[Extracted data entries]
___
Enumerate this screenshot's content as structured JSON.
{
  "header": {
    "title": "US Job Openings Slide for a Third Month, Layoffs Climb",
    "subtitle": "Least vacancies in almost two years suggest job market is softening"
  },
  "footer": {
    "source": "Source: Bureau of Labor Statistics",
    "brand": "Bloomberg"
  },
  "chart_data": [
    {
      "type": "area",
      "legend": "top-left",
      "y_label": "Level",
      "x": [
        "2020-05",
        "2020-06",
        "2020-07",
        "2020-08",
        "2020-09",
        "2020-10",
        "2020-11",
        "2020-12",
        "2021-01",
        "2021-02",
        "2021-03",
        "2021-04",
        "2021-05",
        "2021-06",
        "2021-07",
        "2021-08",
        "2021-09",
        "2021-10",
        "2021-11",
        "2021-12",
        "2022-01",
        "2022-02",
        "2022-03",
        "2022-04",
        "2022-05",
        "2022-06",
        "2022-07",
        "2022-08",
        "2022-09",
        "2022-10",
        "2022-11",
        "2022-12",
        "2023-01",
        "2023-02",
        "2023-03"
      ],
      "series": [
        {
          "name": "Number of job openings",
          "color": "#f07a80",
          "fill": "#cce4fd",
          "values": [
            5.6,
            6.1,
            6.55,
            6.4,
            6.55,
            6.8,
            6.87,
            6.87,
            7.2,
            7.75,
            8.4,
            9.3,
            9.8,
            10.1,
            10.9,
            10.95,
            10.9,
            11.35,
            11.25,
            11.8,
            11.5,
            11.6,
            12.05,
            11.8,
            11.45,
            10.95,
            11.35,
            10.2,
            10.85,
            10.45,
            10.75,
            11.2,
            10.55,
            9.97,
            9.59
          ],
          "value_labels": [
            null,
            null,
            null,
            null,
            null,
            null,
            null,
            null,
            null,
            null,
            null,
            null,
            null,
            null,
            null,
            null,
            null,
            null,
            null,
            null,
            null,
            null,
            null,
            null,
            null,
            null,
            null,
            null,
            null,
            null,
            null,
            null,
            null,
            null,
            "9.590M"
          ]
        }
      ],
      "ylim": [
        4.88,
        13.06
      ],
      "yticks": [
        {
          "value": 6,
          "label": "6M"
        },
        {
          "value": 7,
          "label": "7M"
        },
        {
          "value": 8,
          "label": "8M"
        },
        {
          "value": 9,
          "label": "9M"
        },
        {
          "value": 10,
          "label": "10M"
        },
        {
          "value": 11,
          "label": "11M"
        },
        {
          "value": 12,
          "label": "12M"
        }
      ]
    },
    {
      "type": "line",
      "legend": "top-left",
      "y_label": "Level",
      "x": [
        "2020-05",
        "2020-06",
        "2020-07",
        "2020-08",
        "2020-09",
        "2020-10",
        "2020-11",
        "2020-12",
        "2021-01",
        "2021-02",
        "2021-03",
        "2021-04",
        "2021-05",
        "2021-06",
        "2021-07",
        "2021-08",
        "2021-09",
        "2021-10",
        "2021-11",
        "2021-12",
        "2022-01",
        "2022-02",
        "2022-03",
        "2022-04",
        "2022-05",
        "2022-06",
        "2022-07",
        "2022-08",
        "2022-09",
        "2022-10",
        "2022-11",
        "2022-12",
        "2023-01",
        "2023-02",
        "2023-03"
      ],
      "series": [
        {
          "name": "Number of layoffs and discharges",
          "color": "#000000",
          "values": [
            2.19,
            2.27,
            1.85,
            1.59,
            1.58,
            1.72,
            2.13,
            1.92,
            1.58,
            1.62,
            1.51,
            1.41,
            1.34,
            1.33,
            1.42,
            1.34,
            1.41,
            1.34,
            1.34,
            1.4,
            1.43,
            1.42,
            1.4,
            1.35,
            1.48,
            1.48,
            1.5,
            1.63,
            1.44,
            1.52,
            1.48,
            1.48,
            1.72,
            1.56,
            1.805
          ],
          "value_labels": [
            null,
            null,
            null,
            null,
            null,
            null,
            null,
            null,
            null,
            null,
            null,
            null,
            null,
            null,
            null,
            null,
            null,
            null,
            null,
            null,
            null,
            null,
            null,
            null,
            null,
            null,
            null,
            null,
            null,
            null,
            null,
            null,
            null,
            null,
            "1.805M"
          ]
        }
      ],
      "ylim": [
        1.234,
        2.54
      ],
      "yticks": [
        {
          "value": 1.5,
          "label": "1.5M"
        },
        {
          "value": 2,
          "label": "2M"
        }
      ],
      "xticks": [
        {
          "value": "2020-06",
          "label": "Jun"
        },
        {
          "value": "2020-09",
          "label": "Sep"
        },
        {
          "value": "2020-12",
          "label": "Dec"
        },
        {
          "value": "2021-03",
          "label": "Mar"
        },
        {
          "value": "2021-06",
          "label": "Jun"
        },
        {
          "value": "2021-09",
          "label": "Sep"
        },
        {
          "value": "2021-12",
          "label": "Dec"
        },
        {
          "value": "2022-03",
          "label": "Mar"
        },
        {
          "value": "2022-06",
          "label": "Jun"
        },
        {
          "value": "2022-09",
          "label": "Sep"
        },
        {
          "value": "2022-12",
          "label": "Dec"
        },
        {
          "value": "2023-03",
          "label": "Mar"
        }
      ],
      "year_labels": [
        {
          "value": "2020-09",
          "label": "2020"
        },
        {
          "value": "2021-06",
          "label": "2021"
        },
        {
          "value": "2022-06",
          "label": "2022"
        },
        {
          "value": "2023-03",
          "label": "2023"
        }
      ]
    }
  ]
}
___
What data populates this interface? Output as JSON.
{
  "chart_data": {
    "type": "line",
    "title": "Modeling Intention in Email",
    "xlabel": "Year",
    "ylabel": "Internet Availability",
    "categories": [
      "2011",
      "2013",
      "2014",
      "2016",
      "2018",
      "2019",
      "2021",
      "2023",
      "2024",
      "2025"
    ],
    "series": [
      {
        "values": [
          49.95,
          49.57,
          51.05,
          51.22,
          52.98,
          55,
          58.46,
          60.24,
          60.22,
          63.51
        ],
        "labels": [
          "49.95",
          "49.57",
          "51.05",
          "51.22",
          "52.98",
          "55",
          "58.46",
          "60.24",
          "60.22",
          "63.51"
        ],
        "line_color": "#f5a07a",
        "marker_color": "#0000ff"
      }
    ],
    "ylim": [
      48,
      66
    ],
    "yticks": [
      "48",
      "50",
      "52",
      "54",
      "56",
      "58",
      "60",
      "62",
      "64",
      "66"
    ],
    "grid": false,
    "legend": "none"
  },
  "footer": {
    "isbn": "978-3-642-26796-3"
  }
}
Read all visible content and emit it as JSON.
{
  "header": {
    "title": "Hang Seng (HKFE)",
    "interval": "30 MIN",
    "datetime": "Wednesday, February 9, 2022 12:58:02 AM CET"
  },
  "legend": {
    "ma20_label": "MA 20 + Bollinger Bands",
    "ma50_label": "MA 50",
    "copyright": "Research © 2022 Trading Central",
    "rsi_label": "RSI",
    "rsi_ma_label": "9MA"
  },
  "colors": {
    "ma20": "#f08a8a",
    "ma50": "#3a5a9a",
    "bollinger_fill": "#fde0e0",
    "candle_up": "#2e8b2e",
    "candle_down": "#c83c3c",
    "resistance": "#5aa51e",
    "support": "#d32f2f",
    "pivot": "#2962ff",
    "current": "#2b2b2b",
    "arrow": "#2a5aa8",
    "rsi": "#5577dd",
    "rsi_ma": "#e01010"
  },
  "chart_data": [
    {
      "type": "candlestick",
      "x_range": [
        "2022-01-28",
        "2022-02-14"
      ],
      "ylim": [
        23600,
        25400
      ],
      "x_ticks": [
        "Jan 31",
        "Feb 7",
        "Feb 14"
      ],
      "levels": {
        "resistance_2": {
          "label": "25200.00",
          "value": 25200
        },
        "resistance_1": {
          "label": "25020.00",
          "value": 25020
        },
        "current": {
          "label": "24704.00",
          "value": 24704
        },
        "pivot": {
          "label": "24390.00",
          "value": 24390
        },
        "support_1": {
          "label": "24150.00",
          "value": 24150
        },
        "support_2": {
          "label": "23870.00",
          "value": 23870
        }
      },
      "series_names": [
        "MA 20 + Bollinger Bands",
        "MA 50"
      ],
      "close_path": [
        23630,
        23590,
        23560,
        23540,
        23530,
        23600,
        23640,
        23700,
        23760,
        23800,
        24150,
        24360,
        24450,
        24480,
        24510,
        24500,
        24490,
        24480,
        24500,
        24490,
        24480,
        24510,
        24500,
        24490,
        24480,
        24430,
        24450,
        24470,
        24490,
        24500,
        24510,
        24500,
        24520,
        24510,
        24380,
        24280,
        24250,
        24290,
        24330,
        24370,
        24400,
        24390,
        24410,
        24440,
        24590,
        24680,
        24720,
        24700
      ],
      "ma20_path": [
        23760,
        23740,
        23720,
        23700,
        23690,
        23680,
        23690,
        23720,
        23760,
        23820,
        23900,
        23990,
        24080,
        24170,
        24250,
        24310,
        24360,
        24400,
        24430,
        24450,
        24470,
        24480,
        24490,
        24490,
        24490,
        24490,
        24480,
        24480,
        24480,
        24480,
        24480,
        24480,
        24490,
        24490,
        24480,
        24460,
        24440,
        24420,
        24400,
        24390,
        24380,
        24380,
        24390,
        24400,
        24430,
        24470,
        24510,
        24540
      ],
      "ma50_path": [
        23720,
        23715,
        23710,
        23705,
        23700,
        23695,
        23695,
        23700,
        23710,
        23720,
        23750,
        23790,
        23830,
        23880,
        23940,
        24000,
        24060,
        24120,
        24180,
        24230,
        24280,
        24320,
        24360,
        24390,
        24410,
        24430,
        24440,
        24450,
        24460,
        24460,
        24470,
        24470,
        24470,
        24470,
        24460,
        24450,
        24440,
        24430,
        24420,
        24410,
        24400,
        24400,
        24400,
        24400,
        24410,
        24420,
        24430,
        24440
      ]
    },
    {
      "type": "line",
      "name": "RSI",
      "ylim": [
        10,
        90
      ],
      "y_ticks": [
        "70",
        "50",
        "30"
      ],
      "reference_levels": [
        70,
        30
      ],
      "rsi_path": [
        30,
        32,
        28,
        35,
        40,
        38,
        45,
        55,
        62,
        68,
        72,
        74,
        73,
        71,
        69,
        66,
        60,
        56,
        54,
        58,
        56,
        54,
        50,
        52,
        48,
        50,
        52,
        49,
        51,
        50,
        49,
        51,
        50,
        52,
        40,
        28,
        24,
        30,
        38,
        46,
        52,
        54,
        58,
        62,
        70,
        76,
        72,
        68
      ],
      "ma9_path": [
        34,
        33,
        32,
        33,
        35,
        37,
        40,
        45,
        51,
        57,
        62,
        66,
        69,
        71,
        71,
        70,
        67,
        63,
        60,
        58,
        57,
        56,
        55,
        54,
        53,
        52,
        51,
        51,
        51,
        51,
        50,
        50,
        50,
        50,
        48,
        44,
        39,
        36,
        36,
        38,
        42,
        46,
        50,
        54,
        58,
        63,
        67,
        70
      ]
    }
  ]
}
___
• **Written problem**
Using the listing above, return all lines where the word "Bands" occurs.

• **Solved problem**
    "ma20_label": "MA 20 + Bollinger Bands",
        "MA 20 + Bollinger Bands",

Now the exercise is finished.